*** Extract

Taking time off from planning next week's Budget to advise an acquaintance was characteristic of his generosity. Equally typical was that his advice was so complicated as to render it, in practical terms, difficult to act on. This is, after all, the man who introduced us to the concept of "neo- classical endogenous growth theory" in a speech he wrote for Gordon Brown, which prompted Michael Heseltine's hilarious retort: "It's not Brown's, it's Balls'!".
Since then, Ed Balls has slipped into the decent obscurity of the Whitehall machine, but he is already reckoned by Whitehall insiders to be the most influential outsider in the Treasury since John Maynard Keynes. There, however, the resemblance ceases. Keynes's influence on post-war Labour cabinets was based on his argument that the state could "spend its way back to prosperity". That made a virtue of investing public money in projects which would provide employment and revive a stagnant economy. Although Denis Healey had his doubts, Keynesian philosophy dominated Labour thinking for two generations, until Gordon Brown as Shadow Chancellor, egged on by Ed Balls, denied this political inheritance, and the party's "tax and spend" strategy was ditched before the general election.

******

## Objective A
Answer these questions from the Ed Balls passage:
(i) For whom did Balls write the speech that prompted Michael Heseltine's retort?
(ii) Who had doubts about Keynesian philosophy?
(iii) For how long did Keynesian philosophy dominate Labour thinking?
## Objective B
Retype the Ed Balls passage from "Since then, Ed" up to and including "the general election.".

*** Given entries

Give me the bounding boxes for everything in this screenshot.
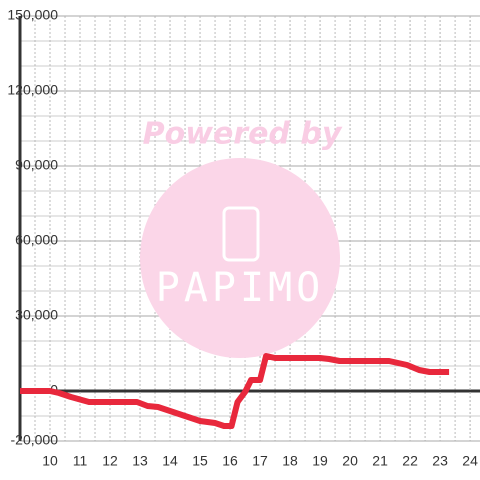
x-tick-label: 14 (162, 453, 178, 469)
x-tick-label: 11 (73, 453, 88, 469)
x-tick-label: 22 (402, 453, 418, 469)
x-tick-label: 19 (312, 453, 328, 469)
x-tick-label: 21 (372, 453, 388, 469)
x-tick-label: 10 (42, 453, 58, 469)
watermark: Powered by PAPIMO (140, 117, 343, 358)
y-tick-label: 60,000 (15, 232, 58, 248)
watermark-text: Powered by (143, 117, 343, 152)
x-tick-label: 15 (192, 453, 208, 469)
x-tick-label: 24 (462, 453, 478, 469)
x-tick-label: 23 (432, 453, 448, 469)
x-tick-label: 18 (282, 453, 298, 469)
y-tick-label: 30,000 (15, 307, 58, 323)
y-tick-label: 90,000 (15, 157, 58, 173)
x-tick-label: 16 (222, 453, 238, 469)
x-tick-label: 13 (132, 453, 148, 469)
y-tick-label: -20,000 (11, 432, 59, 448)
x-tick-label: 17 (252, 453, 268, 469)
y-tick-label: 150,000 (7, 7, 58, 23)
x-tick-label: 12 (102, 453, 118, 469)
x-tick-label: 20 (342, 453, 358, 469)
watermark-circle (140, 158, 340, 358)
data-line (20, 353, 450, 429)
y-tick-label: 120,000 (7, 82, 58, 98)
watermark-logo: PAPIMO (156, 265, 325, 311)
watermark-phone (222, 206, 260, 262)
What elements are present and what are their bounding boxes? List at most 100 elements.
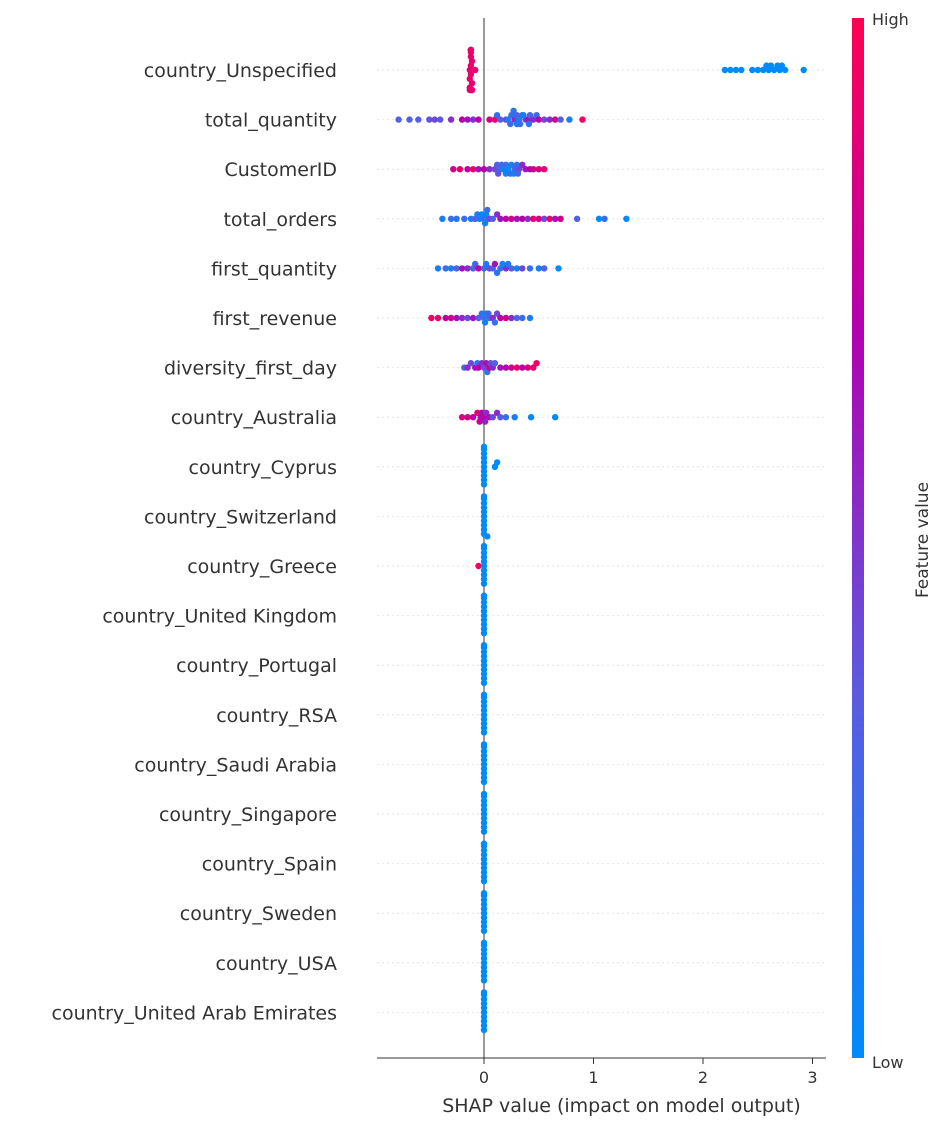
colorbar-title: Feature value — [913, 482, 933, 598]
point-country-unspecified-23 — [754, 66, 761, 74]
point-country-switzerland-0 — [480, 513, 488, 520]
point-total-quantity-31 — [557, 116, 564, 123]
point-country-usa-9 — [480, 939, 488, 946]
point-country-greece-0 — [480, 562, 488, 570]
point-customerid-8 — [493, 161, 501, 168]
point-total-quantity-24 — [526, 112, 534, 119]
point-first-quantity-3 — [453, 265, 460, 272]
point-total-orders-31 — [484, 206, 491, 214]
point-first-quantity-23 — [499, 260, 506, 268]
point-first-quantity-2 — [447, 265, 455, 272]
colorbar: High Low Feature value — [852, 10, 933, 1072]
point-country-usa-1 — [480, 955, 488, 962]
point-country-unspecified-19 — [727, 66, 734, 74]
point-first-quantity-12 — [491, 260, 499, 268]
feature-label-total-quantity: total_quantity — [205, 110, 337, 132]
point-country-australia-13 — [527, 414, 535, 421]
point-country-australia-17 — [476, 418, 483, 425]
point-first-revenue-15 — [502, 314, 510, 322]
point-country-sweden-1 — [480, 905, 488, 912]
point-country-saudi-arabia-4 — [480, 770, 488, 777]
point-country-saudi-arabia-6 — [480, 774, 488, 781]
point-total-quantity-13 — [493, 112, 501, 119]
point-total-orders-14 — [508, 215, 515, 222]
point-country-australia-12 — [511, 414, 518, 421]
point-country-usa-8 — [480, 977, 488, 984]
feature-label-total-orders: total_orders — [223, 209, 337, 231]
point-total-quantity-8 — [464, 116, 471, 123]
point-country-portugal-5 — [480, 648, 488, 656]
point-country-switzerland-2 — [480, 517, 488, 524]
point-customerid-2 — [464, 166, 471, 173]
point-first-quantity-7 — [475, 265, 482, 272]
point-country-singapore-0 — [480, 810, 488, 818]
point-country-unspecified-22 — [749, 66, 756, 74]
point-total-orders-11 — [493, 211, 501, 218]
point-total-quantity-28 — [541, 116, 548, 123]
point-country-cyprus-9 — [480, 443, 488, 450]
point-country-greece-8 — [480, 580, 488, 587]
point-first-revenue-18 — [519, 314, 526, 322]
point-total-quantity-3 — [426, 116, 433, 123]
point-country-unspecified-27 — [771, 66, 778, 74]
feature-label-country-united-arab-emirates: country_United Arab Emirates — [52, 1002, 337, 1024]
point-country-united-arab-emirates-6 — [480, 1022, 488, 1029]
point-country-united-kingdom-5 — [480, 599, 488, 606]
point-country-saudi-arabia-5 — [480, 748, 488, 755]
point-country-cyprus-5 — [480, 450, 488, 457]
point-total-orders-2 — [453, 215, 460, 222]
point-country-cyprus-8 — [480, 481, 488, 488]
point-first-revenue-2 — [442, 314, 449, 322]
point-country-singapore-6 — [480, 824, 488, 831]
data-points — [395, 46, 807, 1034]
feature-label-country-switzerland: country_Switzerland — [144, 506, 337, 528]
point-customerid-17 — [519, 161, 526, 168]
point-country-greece-4 — [480, 571, 488, 578]
point-first-quantity-9 — [483, 260, 490, 268]
point-country-unspecified-26 — [767, 62, 775, 69]
point-total-orders-16 — [519, 215, 526, 222]
point-total-orders-26 — [601, 215, 608, 222]
point-country-spain-0 — [480, 860, 488, 867]
point-diversity-first-day-17 — [530, 364, 537, 371]
point-total-quantity-2 — [415, 116, 422, 123]
feature-label-country-saudi-arabia: country_Saudi Arabia — [134, 754, 337, 776]
point-country-portugal-3 — [480, 653, 488, 660]
feature-label-country-australia: country_Australia — [171, 407, 337, 429]
point-country-greece-5 — [480, 549, 488, 556]
point-customerid-0 — [450, 166, 457, 173]
point-country-unspecified-17 — [472, 66, 479, 74]
point-country-sweden-8 — [480, 927, 488, 934]
point-country-spain-4 — [480, 869, 488, 876]
point-country-united-arab-emirates-9 — [480, 989, 488, 996]
feature-label-country-spain: country_Spain — [202, 854, 337, 876]
point-customerid-4 — [475, 166, 482, 173]
point-country-greece-6 — [480, 576, 488, 583]
point-total-quantity-14 — [497, 116, 504, 123]
point-country-cyprus-6 — [480, 476, 488, 484]
point-total-quantity-9 — [469, 116, 477, 123]
point-country-australia-3 — [474, 409, 481, 416]
point-country-sweden-9 — [480, 890, 488, 897]
point-country-unspecified-18 — [721, 66, 729, 74]
point-first-revenue-19 — [526, 314, 534, 322]
point-diversity-first-day-14 — [513, 364, 521, 371]
point-first-revenue-6 — [464, 314, 471, 322]
point-country-spain-1 — [480, 856, 488, 863]
x-axis-title: SHAP value (impact on model output) — [442, 1095, 801, 1117]
point-country-cyprus-2 — [480, 468, 488, 475]
point-country-united-kingdom-0 — [480, 612, 488, 619]
feature-label-country-cyprus: country_Cyprus — [189, 457, 337, 479]
point-country-usa-2 — [480, 964, 488, 971]
point-diversity-first-day-4 — [475, 364, 482, 371]
point-total-orders-22 — [552, 215, 559, 222]
point-total-quantity-33 — [579, 116, 586, 123]
point-country-sweden-2 — [480, 914, 488, 921]
point-country-united-kingdom-4 — [480, 621, 488, 628]
point-total-orders-12 — [497, 215, 504, 222]
colorbar-low-label: Low — [872, 1053, 904, 1072]
point-country-australia-14 — [552, 414, 559, 421]
point-country-united-arab-emirates-0 — [480, 1009, 488, 1016]
point-country-united-kingdom-2 — [480, 616, 488, 624]
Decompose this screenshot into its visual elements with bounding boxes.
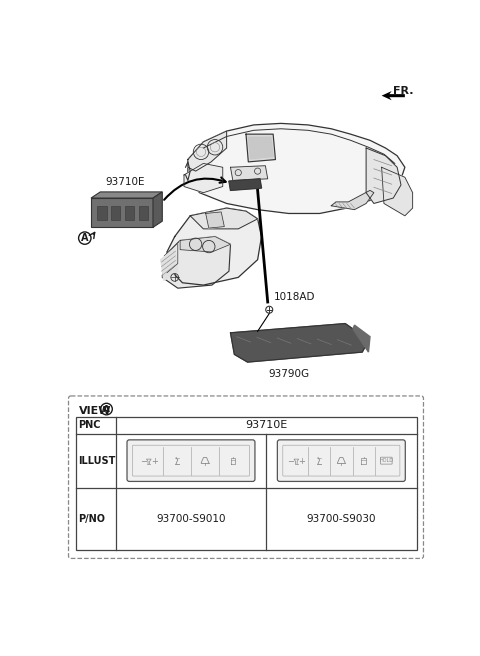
Text: PNC: PNC xyxy=(79,420,101,430)
Bar xyxy=(97,206,107,220)
Polygon shape xyxy=(246,134,276,162)
Polygon shape xyxy=(331,190,374,210)
Text: +: + xyxy=(151,457,157,466)
Text: A: A xyxy=(103,405,110,413)
Text: FR.: FR. xyxy=(393,87,414,96)
Polygon shape xyxy=(188,131,227,171)
Polygon shape xyxy=(161,248,178,281)
Text: P/NO: P/NO xyxy=(79,514,106,523)
Text: 93790G: 93790G xyxy=(268,369,309,379)
Polygon shape xyxy=(184,163,223,193)
Polygon shape xyxy=(230,166,268,180)
Text: 93710E: 93710E xyxy=(245,420,287,430)
Polygon shape xyxy=(167,208,262,285)
Bar xyxy=(111,206,120,220)
Bar xyxy=(75,417,417,550)
Polygon shape xyxy=(188,123,405,213)
Polygon shape xyxy=(190,208,258,229)
Polygon shape xyxy=(229,179,262,190)
Polygon shape xyxy=(153,192,162,228)
Text: VIEW: VIEW xyxy=(79,406,111,416)
Polygon shape xyxy=(206,212,224,228)
Polygon shape xyxy=(230,323,369,362)
FancyBboxPatch shape xyxy=(91,198,153,228)
Text: −: − xyxy=(140,457,147,466)
Polygon shape xyxy=(353,325,370,352)
FancyBboxPatch shape xyxy=(127,440,255,482)
Text: +: + xyxy=(299,457,305,466)
Text: ILLUST: ILLUST xyxy=(79,456,116,466)
FancyBboxPatch shape xyxy=(69,396,423,558)
Polygon shape xyxy=(91,192,162,198)
Bar xyxy=(125,206,134,220)
Polygon shape xyxy=(366,148,401,203)
Text: A: A xyxy=(81,233,88,243)
FancyBboxPatch shape xyxy=(277,440,405,482)
Text: HOLD: HOLD xyxy=(379,458,393,463)
Polygon shape xyxy=(382,91,405,100)
Polygon shape xyxy=(382,167,413,216)
Polygon shape xyxy=(248,137,273,159)
Text: 93710E: 93710E xyxy=(105,177,145,188)
Polygon shape xyxy=(162,237,230,288)
Text: 93700-S9010: 93700-S9010 xyxy=(156,514,226,523)
Polygon shape xyxy=(180,237,230,252)
Text: −: − xyxy=(288,457,294,466)
Bar xyxy=(139,206,148,220)
Text: 93700-S9030: 93700-S9030 xyxy=(307,514,376,523)
Text: 1018AD: 1018AD xyxy=(274,292,315,302)
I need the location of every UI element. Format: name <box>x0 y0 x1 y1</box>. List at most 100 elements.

******

## Exercise answer A
(i) Gordon Brown
(ii) Denis Healey
(iii) Two generations

## Exercise answer B
Since then, Ed Balls has slipped into the decent obscurity of the Whitehall machine, but he is already reckoned by Whitehall insiders to be the most influential outsider in the Treasury since John Maynard Keynes. There, however, the resemblance ceases. Keynes's influence on post-war Labour cabinets was based on his argument that the state could "spend its way back to prosperity". That made a virtue of investing public money in projects which would provide employment and revive a stagnant economy. Although Denis Healey had his doubts, Keynesian philosophy dominated Labour thinking for two generations, until Gordon Brown as Shadow Chancellor, egged on by Ed Balls, denied this political inheritance, and the party's "tax and spend" strategy was ditched before the general election.